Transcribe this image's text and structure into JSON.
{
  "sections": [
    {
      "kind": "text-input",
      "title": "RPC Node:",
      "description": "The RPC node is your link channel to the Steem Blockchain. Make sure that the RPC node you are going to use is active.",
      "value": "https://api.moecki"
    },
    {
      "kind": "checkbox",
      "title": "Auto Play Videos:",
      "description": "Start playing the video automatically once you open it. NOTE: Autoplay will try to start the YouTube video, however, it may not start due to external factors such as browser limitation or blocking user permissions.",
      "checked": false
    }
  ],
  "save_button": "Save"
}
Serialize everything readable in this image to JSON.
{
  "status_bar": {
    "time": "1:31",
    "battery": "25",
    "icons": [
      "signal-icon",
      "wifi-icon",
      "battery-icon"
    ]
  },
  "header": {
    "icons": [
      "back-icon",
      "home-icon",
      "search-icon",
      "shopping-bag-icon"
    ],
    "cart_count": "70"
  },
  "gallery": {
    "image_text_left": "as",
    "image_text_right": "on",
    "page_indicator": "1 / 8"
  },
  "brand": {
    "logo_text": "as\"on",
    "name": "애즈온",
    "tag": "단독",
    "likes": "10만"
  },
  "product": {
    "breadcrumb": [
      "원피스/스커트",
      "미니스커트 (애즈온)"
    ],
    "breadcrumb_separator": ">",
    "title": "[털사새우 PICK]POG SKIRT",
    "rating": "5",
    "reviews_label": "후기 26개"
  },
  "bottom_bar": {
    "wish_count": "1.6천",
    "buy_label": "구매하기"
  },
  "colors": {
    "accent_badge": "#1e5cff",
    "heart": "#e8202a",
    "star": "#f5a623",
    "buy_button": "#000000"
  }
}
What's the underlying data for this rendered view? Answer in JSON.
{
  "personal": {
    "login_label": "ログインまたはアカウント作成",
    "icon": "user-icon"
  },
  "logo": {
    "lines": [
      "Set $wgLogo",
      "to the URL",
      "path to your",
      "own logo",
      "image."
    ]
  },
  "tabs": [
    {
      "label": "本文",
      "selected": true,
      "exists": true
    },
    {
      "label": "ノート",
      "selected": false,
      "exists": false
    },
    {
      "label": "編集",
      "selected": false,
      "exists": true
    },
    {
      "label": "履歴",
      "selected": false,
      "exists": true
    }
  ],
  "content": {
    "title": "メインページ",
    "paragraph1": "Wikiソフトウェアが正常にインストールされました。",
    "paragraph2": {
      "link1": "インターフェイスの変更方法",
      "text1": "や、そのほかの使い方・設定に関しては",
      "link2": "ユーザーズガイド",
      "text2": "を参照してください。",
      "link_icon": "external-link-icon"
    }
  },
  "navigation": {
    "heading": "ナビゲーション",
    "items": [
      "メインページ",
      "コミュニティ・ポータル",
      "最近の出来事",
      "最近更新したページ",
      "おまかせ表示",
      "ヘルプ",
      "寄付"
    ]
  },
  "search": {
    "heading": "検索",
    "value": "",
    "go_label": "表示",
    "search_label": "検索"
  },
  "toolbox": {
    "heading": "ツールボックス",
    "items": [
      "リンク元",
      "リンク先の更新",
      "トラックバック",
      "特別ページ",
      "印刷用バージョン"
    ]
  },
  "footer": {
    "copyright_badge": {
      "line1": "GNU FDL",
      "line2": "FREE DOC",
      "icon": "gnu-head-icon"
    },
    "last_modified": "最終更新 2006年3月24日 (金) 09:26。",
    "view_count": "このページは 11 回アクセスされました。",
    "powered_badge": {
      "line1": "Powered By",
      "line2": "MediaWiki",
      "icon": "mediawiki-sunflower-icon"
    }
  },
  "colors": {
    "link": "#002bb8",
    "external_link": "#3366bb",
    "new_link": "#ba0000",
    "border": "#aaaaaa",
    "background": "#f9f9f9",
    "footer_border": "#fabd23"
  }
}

[TASK DESCRIPTION] Output each entry precisely as given.

[OUTPUT FOR THIS EXERCISE]
Transcribe this image's text and structure into JSON.
{
  "sections": [
    {
      "kind": "text-input",
      "title": "RPC Node:",
      "description": "The RPC node is your link channel to the Steem Blockchain. Make sure that the RPC node you are going to use is active.",
      "value": "https://api.moecki"
    },
    {
      "kind": "checkbox",
      "title": "Auto Play Videos:",
      "description": "Start playing the video automatically once you open it. NOTE: Autoplay will try to start the YouTube video, however, it may not start due to external factors such as browser limitation or blocking user permissions.",
      "checked": false
    }
  ],
  "save_button": "Save"
}
Serialize everything readable in this image to JSON.
{
  "status_bar": {
    "time": "1:31",
    "battery": "25",
    "icons": [
      "signal-icon",
      "wifi-icon",
      "battery-icon"
    ]
  },
  "header": {
    "icons": [
      "back-icon",
      "home-icon",
      "search-icon",
      "shopping-bag-icon"
    ],
    "cart_count": "70"
  },
  "gallery": {
    "image_text_left": "as",
    "image_text_right": "on",
    "page_indicator": "1 / 8"
  },
  "brand": {
    "logo_text": "as\"on",
    "name": "애즈온",
    "tag": "단독",
    "likes": "10만"
  },
  "product": {
    "breadcrumb": [
      "원피스/스커트",
      "미니스커트 (애즈온)"
    ],
    "breadcrumb_separator": ">",
    "title": "[털사새우 PICK]POG SKIRT",
    "rating": "5",
    "reviews_label": "후기 26개"
  },
  "bottom_bar": {
    "wish_count": "1.6천",
    "buy_label": "구매하기"
  },
  "colors": {
    "accent_badge": "#1e5cff",
    "heart": "#e8202a",
    "star": "#f5a623",
    "buy_button": "#000000"
  }
}
What's the underlying data for this rendered view? Answer in JSON.
{
  "personal": {
    "login_label": "ログインまたはアカウント作成",
    "icon": "user-icon"
  },
  "logo": {
    "lines": [
      "Set $wgLogo",
      "to the URL",
      "path to your",
      "own logo",
      "image."
    ]
  },
  "tabs": [
    {
      "label": "本文",
      "selected": true,
      "exists": true
    },
    {
      "label": "ノート",
      "selected": false,
      "exists": false
    },
    {
      "label": "編集",
      "selected": false,
      "exists": true
    },
    {
      "label": "履歴",
      "selected": false,
      "exists": true
    }
  ],
  "content": {
    "title": "メインページ",
    "paragraph1": "Wikiソフトウェアが正常にインストールされました。",
    "paragraph2": {
      "link1": "インターフェイスの変更方法",
      "text1": "や、そのほかの使い方・設定に関しては",
      "link2": "ユーザーズガイド",
      "text2": "を参照してください。",
      "link_icon": "external-link-icon"
    }
  },
  "navigation": {
    "heading": "ナビゲーション",
    "items": [
      "メインページ",
      "コミュニティ・ポータル",
      "最近の出来事",
      "最近更新したページ",
      "おまかせ表示",
      "ヘルプ",
      "寄付"
    ]
  },
  "search": {
    "heading": "検索",
    "value": "",
    "go_label": "表示",
    "search_label": "検索"
  },
  "toolbox": {
    "heading": "ツールボックス",
    "items": [
      "リンク元",
      "リンク先の更新",
      "トラックバック",
      "特別ページ",
      "印刷用バージョン"
    ]
  },
  "footer": {
    "copyright_badge": {
      "line1": "GNU FDL",
      "line2": "FREE DOC",
      "icon": "gnu-head-icon"
    },
    "last_modified": "最終更新 2006年3月24日 (金) 09:26。",
    "view_count": "このページは 11 回アクセスされました。",
    "powered_badge": {
      "line1": "Powered By",
      "line2": "MediaWiki",
      "icon": "mediawiki-sunflower-icon"
    }
  },
  "colors": {
    "link": "#002bb8",
    "external_link": "#3366bb",
    "new_link": "#ba0000",
    "border": "#aaaaaa",
    "background": "#f9f9f9",
    "footer_border": "#fabd23"
  }
}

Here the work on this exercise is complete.